┌────────

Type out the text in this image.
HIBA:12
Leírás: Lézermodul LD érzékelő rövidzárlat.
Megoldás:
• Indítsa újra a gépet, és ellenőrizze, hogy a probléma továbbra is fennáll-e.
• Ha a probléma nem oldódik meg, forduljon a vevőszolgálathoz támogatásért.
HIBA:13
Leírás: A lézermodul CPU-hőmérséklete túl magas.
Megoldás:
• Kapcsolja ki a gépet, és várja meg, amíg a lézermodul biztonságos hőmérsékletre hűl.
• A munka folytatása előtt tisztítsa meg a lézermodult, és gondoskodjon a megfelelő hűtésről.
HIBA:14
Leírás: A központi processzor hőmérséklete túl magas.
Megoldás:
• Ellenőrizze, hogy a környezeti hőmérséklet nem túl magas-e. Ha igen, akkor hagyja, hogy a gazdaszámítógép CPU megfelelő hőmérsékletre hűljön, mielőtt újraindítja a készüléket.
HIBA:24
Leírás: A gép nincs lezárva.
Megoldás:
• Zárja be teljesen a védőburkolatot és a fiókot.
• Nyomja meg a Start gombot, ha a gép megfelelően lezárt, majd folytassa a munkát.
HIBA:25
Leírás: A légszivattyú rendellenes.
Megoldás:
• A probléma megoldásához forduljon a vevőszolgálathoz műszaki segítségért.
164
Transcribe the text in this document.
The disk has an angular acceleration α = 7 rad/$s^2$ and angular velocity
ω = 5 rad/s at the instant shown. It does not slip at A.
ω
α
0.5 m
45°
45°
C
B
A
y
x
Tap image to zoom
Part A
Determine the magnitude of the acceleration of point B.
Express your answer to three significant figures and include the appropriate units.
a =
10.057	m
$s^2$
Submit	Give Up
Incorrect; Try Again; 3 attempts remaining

└────────

§ **TASK TO COMPLETE**: Repeat back the data above, exact to the last character.

§ **ANSWER TO THE EXERCISE**:
Type out the text in this image.
HIBA:12
Leírás: Lézermodul LD érzékelő rövidzárlat.
Megoldás:
• Indítsa újra a gépet, és ellenőrizze, hogy a probléma továbbra is fennáll-e.
• Ha a probléma nem oldódik meg, forduljon a vevőszolgálathoz támogatásért.
HIBA:13
Leírás: A lézermodul CPU-hőmérséklete túl magas.
Megoldás:
• Kapcsolja ki a gépet, és várja meg, amíg a lézermodul biztonságos hőmérsékletre hűl.
• A munka folytatása előtt tisztítsa meg a lézermodult, és gondoskodjon a megfelelő hűtésről.
HIBA:14
Leírás: A központi processzor hőmérséklete túl magas.
Megoldás:
• Ellenőrizze, hogy a környezeti hőmérséklet nem túl magas-e. Ha igen, akkor hagyja, hogy a gazdaszámítógép CPU megfelelő hőmérsékletre hűljön, mielőtt újraindítja a készüléket.
HIBA:24
Leírás: A gép nincs lezárva.
Megoldás:
• Zárja be teljesen a védőburkolatot és a fiókot.
• Nyomja meg a Start gombot, ha a gép megfelelően lezárt, majd folytassa a munkát.
HIBA:25
Leírás: A légszivattyú rendellenes.
Megoldás:
• A probléma megoldásához forduljon a vevőszolgálathoz műszaki segítségért.
164
Transcribe the text in this document.
The disk has an angular acceleration α = 7 rad/$s^2$ and angular velocity
ω = 5 rad/s at the instant shown. It does not slip at A.
ω
α
0.5 m
45°
45°
C
B
A
y
x
Tap image to zoom
Part A
Determine the magnitude of the acceleration of point B.
Express your answer to three significant figures and include the appropriate units.
a =
10.057	m
$s^2$
Submit	Give Up
Incorrect; Try Again; 3 attempts remaining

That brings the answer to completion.